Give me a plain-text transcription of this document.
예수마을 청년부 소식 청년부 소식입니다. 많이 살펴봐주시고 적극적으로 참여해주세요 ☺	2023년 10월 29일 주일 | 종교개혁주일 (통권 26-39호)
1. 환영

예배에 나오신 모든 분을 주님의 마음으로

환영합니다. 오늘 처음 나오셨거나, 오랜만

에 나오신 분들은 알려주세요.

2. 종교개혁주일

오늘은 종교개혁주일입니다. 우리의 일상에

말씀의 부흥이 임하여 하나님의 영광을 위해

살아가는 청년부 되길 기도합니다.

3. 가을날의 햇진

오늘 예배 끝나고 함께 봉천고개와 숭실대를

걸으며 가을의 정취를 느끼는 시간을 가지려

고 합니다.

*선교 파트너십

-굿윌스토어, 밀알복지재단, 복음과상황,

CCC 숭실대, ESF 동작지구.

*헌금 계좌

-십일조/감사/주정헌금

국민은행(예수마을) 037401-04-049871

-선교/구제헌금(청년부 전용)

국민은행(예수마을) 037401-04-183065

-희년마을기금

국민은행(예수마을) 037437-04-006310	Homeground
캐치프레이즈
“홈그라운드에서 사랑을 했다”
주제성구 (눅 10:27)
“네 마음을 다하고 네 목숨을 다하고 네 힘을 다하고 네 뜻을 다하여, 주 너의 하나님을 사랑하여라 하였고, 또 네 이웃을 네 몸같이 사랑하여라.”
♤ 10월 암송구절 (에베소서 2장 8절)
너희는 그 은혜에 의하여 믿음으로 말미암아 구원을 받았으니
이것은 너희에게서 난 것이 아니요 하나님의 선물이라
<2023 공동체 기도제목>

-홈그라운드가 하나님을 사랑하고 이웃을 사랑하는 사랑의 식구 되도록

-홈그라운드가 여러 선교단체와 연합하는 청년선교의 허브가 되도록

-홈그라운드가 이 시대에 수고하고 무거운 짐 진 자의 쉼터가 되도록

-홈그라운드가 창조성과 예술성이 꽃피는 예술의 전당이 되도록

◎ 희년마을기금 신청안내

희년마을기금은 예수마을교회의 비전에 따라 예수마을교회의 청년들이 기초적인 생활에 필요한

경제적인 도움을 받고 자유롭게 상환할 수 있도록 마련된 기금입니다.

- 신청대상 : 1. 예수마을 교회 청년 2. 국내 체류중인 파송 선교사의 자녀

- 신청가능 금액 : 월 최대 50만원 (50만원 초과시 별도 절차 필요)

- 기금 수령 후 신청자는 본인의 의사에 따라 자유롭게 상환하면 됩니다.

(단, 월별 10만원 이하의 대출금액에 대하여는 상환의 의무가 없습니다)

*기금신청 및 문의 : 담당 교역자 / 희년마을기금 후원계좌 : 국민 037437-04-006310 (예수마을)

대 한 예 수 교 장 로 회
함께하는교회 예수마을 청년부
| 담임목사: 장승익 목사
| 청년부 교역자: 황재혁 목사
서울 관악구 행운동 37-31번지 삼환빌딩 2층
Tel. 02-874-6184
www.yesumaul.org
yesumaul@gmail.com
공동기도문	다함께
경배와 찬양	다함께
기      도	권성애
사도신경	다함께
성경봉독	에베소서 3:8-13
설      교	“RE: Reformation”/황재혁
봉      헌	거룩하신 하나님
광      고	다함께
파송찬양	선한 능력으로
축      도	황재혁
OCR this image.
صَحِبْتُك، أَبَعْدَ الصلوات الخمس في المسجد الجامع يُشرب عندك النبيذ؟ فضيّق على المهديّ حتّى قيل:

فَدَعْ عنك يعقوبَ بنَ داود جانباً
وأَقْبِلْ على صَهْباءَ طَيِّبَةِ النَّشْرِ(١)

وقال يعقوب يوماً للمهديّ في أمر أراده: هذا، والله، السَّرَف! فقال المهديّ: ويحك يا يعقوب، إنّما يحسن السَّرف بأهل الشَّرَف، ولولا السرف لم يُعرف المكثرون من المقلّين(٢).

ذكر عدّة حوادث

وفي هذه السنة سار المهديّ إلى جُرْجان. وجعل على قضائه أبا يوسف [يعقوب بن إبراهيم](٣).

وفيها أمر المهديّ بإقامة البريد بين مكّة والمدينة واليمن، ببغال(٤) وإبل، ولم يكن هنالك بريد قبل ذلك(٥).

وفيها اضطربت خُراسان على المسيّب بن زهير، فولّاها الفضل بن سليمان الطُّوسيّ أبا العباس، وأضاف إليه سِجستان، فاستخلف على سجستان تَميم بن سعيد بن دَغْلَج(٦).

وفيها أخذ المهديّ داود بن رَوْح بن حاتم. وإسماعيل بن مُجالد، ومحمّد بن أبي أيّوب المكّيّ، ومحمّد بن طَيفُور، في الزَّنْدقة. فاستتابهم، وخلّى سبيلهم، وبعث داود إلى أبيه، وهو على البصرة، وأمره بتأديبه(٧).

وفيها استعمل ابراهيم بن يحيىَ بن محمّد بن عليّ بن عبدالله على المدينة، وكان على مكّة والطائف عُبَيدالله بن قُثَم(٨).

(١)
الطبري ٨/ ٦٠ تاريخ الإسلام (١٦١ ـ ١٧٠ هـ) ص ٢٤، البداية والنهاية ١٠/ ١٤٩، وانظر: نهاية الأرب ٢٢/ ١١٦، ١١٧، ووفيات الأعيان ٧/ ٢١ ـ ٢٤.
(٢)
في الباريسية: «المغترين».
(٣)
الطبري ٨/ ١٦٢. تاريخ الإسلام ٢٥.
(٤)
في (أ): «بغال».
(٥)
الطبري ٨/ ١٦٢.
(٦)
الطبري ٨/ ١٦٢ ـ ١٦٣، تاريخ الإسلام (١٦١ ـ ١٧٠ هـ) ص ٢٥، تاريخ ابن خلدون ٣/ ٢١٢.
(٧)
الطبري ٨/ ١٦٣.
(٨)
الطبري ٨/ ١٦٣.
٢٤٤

- **SET EXERCISE**
Return precisely the lines of the records, starting with the line that holds "OCR this image." and ending with the last one.

- **CORRECT RESULT**
OCR this image.
صَحِبْتُك، أَبَعْدَ الصلوات الخمس في المسجد الجامع يُشرب عندك النبيذ؟ فضيّق على المهديّ حتّى قيل:

فَدَعْ عنك يعقوبَ بنَ داود جانباً
وأَقْبِلْ على صَهْباءَ طَيِّبَةِ النَّشْرِ(١)

وقال يعقوب يوماً للمهديّ في أمر أراده: هذا، والله، السَّرَف! فقال المهديّ: ويحك يا يعقوب، إنّما يحسن السَّرف بأهل الشَّرَف، ولولا السرف لم يُعرف المكثرون من المقلّين(٢).

ذكر عدّة حوادث

وفي هذه السنة سار المهديّ إلى جُرْجان. وجعل على قضائه أبا يوسف [يعقوب بن إبراهيم](٣).

وفيها أمر المهديّ بإقامة البريد بين مكّة والمدينة واليمن، ببغال(٤) وإبل، ولم يكن هنالك بريد قبل ذلك(٥).

وفيها اضطربت خُراسان على المسيّب بن زهير، فولّاها الفضل بن سليمان الطُّوسيّ أبا العباس، وأضاف إليه سِجستان، فاستخلف على سجستان تَميم بن سعيد بن دَغْلَج(٦).

وفيها أخذ المهديّ داود بن رَوْح بن حاتم. وإسماعيل بن مُجالد، ومحمّد بن أبي أيّوب المكّيّ، ومحمّد بن طَيفُور، في الزَّنْدقة. فاستتابهم، وخلّى سبيلهم، وبعث داود إلى أبيه، وهو على البصرة، وأمره بتأديبه(٧).

وفيها استعمل ابراهيم بن يحيىَ بن محمّد بن عليّ بن عبدالله على المدينة، وكان على مكّة والطائف عُبَيدالله بن قُثَم(٨).

(١)
الطبري ٨/ ٦٠ تاريخ الإسلام (١٦١ ـ ١٧٠ هـ) ص ٢٤، البداية والنهاية ١٠/ ١٤٩، وانظر: نهاية الأرب ٢٢/ ١١٦، ١١٧، ووفيات الأعيان ٧/ ٢١ ـ ٢٤.
(٢)
في الباريسية: «المغترين».
(٣)
الطبري ٨/ ١٦٢. تاريخ الإسلام ٢٥.
(٤)
في (أ): «بغال».
(٥)
الطبري ٨/ ١٦٢.
(٦)
الطبري ٨/ ١٦٢ ـ ١٦٣، تاريخ الإسلام (١٦١ ـ ١٧٠ هـ) ص ٢٥، تاريخ ابن خلدون ٣/ ٢١٢.
(٧)
الطبري ٨/ ١٦٣.
(٨)
الطبري ٨/ ١٦٣.
٢٤٤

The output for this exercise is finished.